[start]

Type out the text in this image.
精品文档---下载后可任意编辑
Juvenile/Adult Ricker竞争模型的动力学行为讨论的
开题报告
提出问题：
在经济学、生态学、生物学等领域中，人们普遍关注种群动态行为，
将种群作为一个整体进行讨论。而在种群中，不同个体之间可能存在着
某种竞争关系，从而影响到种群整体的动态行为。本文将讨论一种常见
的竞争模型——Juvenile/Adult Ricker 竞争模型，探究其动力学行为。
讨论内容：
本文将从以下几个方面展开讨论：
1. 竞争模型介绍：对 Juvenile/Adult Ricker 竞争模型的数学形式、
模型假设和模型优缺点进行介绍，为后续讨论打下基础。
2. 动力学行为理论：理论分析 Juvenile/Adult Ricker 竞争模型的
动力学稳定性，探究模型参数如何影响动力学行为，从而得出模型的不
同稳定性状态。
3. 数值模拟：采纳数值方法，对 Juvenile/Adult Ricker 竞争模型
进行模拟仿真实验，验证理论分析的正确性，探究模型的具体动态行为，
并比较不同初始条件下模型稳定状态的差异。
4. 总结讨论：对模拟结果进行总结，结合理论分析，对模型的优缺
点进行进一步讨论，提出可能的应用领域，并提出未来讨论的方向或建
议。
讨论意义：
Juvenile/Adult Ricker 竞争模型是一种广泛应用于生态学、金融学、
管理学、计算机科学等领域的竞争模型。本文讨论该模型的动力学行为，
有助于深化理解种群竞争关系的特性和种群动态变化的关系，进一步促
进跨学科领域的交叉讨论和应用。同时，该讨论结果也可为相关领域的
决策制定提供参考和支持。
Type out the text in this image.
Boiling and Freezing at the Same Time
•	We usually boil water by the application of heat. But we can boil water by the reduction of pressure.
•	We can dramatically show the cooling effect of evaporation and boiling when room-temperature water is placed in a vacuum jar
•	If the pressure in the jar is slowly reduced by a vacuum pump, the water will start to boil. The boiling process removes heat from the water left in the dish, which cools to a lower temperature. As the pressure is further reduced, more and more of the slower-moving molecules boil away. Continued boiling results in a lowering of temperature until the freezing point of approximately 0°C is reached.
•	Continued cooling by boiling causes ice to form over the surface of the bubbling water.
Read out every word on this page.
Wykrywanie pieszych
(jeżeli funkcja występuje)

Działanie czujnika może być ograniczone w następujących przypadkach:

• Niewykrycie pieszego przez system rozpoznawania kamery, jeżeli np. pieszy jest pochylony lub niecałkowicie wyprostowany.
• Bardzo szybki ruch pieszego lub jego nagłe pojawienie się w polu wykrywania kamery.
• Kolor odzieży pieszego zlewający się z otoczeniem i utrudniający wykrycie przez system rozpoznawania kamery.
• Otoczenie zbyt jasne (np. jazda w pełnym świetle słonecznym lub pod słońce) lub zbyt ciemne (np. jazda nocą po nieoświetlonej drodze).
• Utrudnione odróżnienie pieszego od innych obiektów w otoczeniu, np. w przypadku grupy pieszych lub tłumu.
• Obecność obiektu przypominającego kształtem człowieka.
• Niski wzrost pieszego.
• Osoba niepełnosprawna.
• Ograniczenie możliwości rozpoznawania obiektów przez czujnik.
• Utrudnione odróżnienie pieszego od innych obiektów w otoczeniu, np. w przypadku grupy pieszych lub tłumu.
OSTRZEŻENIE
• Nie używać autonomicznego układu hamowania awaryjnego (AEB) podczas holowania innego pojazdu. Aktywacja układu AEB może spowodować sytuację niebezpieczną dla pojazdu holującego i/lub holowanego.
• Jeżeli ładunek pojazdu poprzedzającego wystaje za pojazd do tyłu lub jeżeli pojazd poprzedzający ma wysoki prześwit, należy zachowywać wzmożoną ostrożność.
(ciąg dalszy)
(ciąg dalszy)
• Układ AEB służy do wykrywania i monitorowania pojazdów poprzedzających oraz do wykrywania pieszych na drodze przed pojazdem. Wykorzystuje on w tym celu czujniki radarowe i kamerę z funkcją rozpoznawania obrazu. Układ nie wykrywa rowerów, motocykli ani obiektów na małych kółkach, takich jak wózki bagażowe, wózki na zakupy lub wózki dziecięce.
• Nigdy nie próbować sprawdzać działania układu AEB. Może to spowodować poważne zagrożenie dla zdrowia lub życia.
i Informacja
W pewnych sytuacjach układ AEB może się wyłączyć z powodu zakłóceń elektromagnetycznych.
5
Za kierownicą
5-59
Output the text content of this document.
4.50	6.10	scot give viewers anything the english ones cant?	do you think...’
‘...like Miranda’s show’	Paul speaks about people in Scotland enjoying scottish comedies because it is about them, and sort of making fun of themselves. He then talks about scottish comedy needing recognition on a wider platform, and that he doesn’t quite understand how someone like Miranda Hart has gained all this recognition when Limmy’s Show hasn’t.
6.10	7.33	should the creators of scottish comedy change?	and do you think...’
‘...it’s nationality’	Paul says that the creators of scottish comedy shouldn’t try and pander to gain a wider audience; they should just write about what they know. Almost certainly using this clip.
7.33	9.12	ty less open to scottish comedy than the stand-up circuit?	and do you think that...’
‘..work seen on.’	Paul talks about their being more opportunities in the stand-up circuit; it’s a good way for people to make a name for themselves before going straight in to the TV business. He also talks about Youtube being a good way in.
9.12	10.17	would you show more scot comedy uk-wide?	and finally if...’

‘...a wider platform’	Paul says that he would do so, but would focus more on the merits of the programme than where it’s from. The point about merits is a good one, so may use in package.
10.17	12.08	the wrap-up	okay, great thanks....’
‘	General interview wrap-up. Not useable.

[end]

_Work to be completed_
Give the material above again, word for word.

_Finished task_
Type out the text in this image.
精品文档---下载后可任意编辑
Juvenile/Adult Ricker竞争模型的动力学行为讨论的
开题报告
提出问题：
在经济学、生态学、生物学等领域中，人们普遍关注种群动态行为，
将种群作为一个整体进行讨论。而在种群中，不同个体之间可能存在着
某种竞争关系，从而影响到种群整体的动态行为。本文将讨论一种常见
的竞争模型——Juvenile/Adult Ricker 竞争模型，探究其动力学行为。
讨论内容：
本文将从以下几个方面展开讨论：
1. 竞争模型介绍：对 Juvenile/Adult Ricker 竞争模型的数学形式、
模型假设和模型优缺点进行介绍，为后续讨论打下基础。
2. 动力学行为理论：理论分析 Juvenile/Adult Ricker 竞争模型的
动力学稳定性，探究模型参数如何影响动力学行为，从而得出模型的不
同稳定性状态。
3. 数值模拟：采纳数值方法，对 Juvenile/Adult Ricker 竞争模型
进行模拟仿真实验，验证理论分析的正确性，探究模型的具体动态行为，
并比较不同初始条件下模型稳定状态的差异。
4. 总结讨论：对模拟结果进行总结，结合理论分析，对模型的优缺
点进行进一步讨论，提出可能的应用领域，并提出未来讨论的方向或建
议。
讨论意义：
Juvenile/Adult Ricker 竞争模型是一种广泛应用于生态学、金融学、
管理学、计算机科学等领域的竞争模型。本文讨论该模型的动力学行为，
有助于深化理解种群竞争关系的特性和种群动态变化的关系，进一步促
进跨学科领域的交叉讨论和应用。同时，该讨论结果也可为相关领域的
决策制定提供参考和支持。
Type out the text in this image.
Boiling and Freezing at the Same Time
•	We usually boil water by the application of heat. But we can boil water by the reduction of pressure.
•	We can dramatically show the cooling effect of evaporation and boiling when room-temperature water is placed in a vacuum jar
•	If the pressure in the jar is slowly reduced by a vacuum pump, the water will start to boil. The boiling process removes heat from the water left in the dish, which cools to a lower temperature. As the pressure is further reduced, more and more of the slower-moving molecules boil away. Continued boiling results in a lowering of temperature until the freezing point of approximately 0°C is reached.
•	Continued cooling by boiling causes ice to form over the surface of the bubbling water.
Read out every word on this page.
Wykrywanie pieszych
(jeżeli funkcja występuje)

Działanie czujnika może być ograniczone w następujących przypadkach:

• Niewykrycie pieszego przez system rozpoznawania kamery, jeżeli np. pieszy jest pochylony lub niecałkowicie wyprostowany.
• Bardzo szybki ruch pieszego lub jego nagłe pojawienie się w polu wykrywania kamery.
• Kolor odzieży pieszego zlewający się z otoczeniem i utrudniający wykrycie przez system rozpoznawania kamery.
• Otoczenie zbyt jasne (np. jazda w pełnym świetle słonecznym lub pod słońce) lub zbyt ciemne (np. jazda nocą po nieoświetlonej drodze).
• Utrudnione odróżnienie pieszego od innych obiektów w otoczeniu, np. w przypadku grupy pieszych lub tłumu.
• Obecność obiektu przypominającego kształtem człowieka.
• Niski wzrost pieszego.
• Osoba niepełnosprawna.
• Ograniczenie możliwości rozpoznawania obiektów przez czujnik.
• Utrudnione odróżnienie pieszego od innych obiektów w otoczeniu, np. w przypadku grupy pieszych lub tłumu.
OSTRZEŻENIE
• Nie używać autonomicznego układu hamowania awaryjnego (AEB) podczas holowania innego pojazdu. Aktywacja układu AEB może spowodować sytuację niebezpieczną dla pojazdu holującego i/lub holowanego.
• Jeżeli ładunek pojazdu poprzedzającego wystaje za pojazd do tyłu lub jeżeli pojazd poprzedzający ma wysoki prześwit, należy zachowywać wzmożoną ostrożność.
(ciąg dalszy)
(ciąg dalszy)
• Układ AEB służy do wykrywania i monitorowania pojazdów poprzedzających oraz do wykrywania pieszych na drodze przed pojazdem. Wykorzystuje on w tym celu czujniki radarowe i kamerę z funkcją rozpoznawania obrazu. Układ nie wykrywa rowerów, motocykli ani obiektów na małych kółkach, takich jak wózki bagażowe, wózki na zakupy lub wózki dziecięce.
• Nigdy nie próbować sprawdzać działania układu AEB. Może to spowodować poważne zagrożenie dla zdrowia lub życia.
i Informacja
W pewnych sytuacjach układ AEB może się wyłączyć z powodu zakłóceń elektromagnetycznych.
5
Za kierownicą
5-59
Output the text content of this document.
4.50	6.10	scot give viewers anything the english ones cant?	do you think...’
‘...like Miranda’s show’	Paul speaks about people in Scotland enjoying scottish comedies because it is about them, and sort of making fun of themselves. He then talks about scottish comedy needing recognition on a wider platform, and that he doesn’t quite understand how someone like Miranda Hart has gained all this recognition when Limmy’s Show hasn’t.
6.10	7.33	should the creators of scottish comedy change?	and do you think...’
‘...it’s nationality’	Paul says that the creators of scottish comedy shouldn’t try and pander to gain a wider audience; they should just write about what they know. Almost certainly using this clip.
7.33	9.12	ty less open to scottish comedy than the stand-up circuit?	and do you think that...’
‘..work seen on.’	Paul talks about their being more opportunities in the stand-up circuit; it’s a good way for people to make a name for themselves before going straight in to the TV business. He also talks about Youtube being a good way in.
9.12	10.17	would you show more scot comedy uk-wide?	and finally if...’

‘...a wider platform’	Paul says that he would do so, but would focus more on the merits of the programme than where it’s from. The point about merits is a good one, so may use in package.
10.17	12.08	the wrap-up	okay, great thanks....’
‘	General interview wrap-up. Not useable.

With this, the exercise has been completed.